Stored data entries
▼

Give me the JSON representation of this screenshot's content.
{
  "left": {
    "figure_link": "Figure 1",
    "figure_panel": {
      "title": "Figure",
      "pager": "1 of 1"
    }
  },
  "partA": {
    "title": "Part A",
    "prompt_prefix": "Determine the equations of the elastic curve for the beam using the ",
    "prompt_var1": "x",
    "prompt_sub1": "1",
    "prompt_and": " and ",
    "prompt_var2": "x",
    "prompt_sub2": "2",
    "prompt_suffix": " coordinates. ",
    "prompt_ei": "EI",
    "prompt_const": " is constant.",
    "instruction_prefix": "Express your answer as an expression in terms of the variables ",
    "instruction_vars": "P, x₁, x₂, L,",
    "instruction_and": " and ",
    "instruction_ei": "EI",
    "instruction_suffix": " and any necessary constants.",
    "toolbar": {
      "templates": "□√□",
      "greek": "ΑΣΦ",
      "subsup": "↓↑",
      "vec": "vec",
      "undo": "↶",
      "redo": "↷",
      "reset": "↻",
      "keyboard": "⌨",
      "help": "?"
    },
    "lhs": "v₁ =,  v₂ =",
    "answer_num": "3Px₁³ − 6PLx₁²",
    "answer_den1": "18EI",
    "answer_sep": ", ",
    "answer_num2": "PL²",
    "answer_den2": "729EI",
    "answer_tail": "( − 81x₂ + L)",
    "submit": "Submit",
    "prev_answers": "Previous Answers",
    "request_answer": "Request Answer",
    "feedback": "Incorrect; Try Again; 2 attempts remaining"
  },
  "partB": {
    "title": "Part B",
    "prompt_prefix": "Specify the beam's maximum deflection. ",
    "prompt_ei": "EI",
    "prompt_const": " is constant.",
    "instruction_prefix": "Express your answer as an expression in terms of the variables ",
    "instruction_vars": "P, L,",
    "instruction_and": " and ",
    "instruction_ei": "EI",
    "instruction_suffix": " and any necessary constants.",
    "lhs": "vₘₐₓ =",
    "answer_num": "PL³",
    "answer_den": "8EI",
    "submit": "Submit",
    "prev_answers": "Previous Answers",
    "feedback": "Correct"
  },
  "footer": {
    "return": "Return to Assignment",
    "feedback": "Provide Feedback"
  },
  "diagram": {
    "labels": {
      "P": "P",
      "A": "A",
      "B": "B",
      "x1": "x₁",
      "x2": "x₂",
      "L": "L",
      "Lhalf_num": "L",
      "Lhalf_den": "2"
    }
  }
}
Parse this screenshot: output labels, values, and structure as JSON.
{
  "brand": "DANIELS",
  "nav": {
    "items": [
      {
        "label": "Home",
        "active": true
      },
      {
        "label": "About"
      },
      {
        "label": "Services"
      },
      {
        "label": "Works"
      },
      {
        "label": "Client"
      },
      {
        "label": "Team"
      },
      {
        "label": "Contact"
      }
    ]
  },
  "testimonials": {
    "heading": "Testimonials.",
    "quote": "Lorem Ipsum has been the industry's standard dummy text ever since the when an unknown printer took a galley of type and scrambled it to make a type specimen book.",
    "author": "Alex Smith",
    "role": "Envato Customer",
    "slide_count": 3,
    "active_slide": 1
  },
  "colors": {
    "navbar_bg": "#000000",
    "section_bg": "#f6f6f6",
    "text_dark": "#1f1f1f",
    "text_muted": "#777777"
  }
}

▲

WHAT YOU SHOULD DO:
Each line that contains the string "screenshot" counts once; say how many there are and nothing else.

ANSWER BELOW:
2